[Dataset excerpts]
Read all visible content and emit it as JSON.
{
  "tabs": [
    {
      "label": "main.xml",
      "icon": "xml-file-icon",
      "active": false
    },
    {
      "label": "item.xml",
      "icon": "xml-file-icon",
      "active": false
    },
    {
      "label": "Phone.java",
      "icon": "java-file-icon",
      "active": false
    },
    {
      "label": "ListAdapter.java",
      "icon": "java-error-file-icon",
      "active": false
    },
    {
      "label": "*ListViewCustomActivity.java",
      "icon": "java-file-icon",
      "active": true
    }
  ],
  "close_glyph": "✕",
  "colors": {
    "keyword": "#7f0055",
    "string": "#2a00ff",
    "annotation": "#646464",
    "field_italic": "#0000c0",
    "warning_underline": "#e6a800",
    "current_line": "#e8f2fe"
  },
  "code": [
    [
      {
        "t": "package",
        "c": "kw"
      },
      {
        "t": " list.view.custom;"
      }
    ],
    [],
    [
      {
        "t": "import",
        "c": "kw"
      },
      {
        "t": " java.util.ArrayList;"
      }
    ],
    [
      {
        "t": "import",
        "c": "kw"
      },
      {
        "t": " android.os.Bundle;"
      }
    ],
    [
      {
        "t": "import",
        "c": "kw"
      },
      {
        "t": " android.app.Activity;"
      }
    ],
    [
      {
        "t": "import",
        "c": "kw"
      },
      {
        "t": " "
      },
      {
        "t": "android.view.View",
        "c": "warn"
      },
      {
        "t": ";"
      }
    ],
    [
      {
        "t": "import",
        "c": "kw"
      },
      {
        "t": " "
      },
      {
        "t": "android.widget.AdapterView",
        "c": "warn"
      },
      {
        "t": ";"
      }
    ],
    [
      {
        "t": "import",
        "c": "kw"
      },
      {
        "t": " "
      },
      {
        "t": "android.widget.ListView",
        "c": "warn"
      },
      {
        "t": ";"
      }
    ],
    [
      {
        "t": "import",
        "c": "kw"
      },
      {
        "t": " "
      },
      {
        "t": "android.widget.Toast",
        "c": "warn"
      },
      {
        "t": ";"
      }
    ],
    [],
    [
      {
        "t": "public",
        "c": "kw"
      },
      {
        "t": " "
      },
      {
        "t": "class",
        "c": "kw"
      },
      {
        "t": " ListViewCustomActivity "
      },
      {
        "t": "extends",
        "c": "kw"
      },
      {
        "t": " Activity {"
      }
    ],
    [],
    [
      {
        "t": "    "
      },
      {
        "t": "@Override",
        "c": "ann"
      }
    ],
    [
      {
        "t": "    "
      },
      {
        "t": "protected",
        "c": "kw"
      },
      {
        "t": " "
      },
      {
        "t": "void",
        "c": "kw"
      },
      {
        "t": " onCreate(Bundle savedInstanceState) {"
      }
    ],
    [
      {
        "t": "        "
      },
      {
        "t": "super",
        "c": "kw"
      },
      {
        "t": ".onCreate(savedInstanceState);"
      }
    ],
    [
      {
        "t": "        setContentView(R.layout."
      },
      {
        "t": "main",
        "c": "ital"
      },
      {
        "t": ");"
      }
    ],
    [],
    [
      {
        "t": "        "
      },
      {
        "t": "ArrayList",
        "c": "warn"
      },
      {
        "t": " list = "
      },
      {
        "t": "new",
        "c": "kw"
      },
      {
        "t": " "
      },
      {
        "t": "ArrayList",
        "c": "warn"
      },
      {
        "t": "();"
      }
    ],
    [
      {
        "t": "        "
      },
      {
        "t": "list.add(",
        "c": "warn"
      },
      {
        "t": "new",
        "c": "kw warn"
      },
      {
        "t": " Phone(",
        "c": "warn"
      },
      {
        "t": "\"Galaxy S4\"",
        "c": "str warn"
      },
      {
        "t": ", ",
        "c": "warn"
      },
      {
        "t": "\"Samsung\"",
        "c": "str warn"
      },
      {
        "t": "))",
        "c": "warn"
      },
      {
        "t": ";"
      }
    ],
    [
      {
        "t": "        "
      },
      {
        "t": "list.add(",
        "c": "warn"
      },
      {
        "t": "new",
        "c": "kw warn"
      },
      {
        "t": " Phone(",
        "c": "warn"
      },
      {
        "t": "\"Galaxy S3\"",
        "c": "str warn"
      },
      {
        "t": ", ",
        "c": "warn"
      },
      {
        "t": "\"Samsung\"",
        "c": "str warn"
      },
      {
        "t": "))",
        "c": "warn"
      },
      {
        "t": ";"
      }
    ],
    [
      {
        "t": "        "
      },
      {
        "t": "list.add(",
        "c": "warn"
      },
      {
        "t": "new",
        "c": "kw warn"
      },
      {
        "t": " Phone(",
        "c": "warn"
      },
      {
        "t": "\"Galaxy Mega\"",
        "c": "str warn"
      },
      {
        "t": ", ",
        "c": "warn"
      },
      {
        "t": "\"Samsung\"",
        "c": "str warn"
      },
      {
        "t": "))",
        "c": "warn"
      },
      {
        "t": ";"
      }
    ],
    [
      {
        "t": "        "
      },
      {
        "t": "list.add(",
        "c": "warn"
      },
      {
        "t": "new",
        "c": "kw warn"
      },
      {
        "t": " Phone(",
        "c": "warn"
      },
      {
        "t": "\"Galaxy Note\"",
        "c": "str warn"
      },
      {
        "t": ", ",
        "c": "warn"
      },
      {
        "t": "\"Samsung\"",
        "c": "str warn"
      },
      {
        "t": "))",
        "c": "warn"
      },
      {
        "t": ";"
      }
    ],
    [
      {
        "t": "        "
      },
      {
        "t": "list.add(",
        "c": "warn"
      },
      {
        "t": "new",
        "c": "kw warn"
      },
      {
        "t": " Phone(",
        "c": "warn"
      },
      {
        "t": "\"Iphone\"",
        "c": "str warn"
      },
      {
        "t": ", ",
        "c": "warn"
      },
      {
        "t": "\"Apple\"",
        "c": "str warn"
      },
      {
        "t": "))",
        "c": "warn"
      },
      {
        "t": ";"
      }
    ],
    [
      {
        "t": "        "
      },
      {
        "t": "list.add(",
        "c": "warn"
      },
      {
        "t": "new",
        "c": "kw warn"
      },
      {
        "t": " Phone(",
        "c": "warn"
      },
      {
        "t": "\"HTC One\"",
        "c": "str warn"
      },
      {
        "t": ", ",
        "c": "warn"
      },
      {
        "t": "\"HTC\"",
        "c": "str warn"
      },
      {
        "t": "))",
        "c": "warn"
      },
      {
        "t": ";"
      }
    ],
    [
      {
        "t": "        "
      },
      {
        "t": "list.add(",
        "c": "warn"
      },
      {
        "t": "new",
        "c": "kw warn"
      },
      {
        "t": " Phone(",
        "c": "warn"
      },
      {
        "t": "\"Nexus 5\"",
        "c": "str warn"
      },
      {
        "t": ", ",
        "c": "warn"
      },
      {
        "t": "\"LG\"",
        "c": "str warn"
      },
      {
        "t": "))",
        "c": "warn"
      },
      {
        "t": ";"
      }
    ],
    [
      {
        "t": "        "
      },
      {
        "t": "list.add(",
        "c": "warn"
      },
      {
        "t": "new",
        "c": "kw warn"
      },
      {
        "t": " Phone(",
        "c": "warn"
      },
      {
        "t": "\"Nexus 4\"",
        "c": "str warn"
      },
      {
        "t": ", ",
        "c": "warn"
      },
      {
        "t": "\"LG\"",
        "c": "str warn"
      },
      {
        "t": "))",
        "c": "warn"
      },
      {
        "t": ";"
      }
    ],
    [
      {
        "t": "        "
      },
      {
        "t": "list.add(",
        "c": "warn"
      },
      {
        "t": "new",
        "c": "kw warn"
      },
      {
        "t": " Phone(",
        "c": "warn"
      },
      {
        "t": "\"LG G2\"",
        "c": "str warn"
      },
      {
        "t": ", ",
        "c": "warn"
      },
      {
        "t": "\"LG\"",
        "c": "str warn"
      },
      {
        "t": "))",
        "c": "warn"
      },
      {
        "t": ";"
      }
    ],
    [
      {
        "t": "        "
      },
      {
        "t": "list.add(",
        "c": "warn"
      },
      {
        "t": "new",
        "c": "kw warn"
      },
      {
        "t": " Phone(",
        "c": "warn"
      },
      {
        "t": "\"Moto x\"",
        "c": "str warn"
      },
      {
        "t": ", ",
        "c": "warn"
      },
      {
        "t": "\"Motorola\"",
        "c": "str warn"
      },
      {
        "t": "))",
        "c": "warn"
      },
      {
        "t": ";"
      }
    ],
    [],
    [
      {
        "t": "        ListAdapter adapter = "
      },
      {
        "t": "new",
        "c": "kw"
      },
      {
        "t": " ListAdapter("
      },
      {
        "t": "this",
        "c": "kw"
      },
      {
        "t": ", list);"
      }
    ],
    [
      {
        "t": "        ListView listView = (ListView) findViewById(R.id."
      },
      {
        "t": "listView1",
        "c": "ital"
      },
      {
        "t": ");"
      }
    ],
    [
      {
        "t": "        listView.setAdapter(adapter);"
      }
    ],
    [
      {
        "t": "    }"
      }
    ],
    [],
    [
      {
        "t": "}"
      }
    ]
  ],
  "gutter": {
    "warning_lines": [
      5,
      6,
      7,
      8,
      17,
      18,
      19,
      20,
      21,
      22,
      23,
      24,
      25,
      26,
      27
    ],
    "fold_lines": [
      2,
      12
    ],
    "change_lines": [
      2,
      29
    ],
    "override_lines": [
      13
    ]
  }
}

Problem details — Copy every line in the records above that contains the word "Bundle".

Complete response —
        "t": " android.os.Bundle;"
        "t": " onCreate(Bundle savedInstanceState) {"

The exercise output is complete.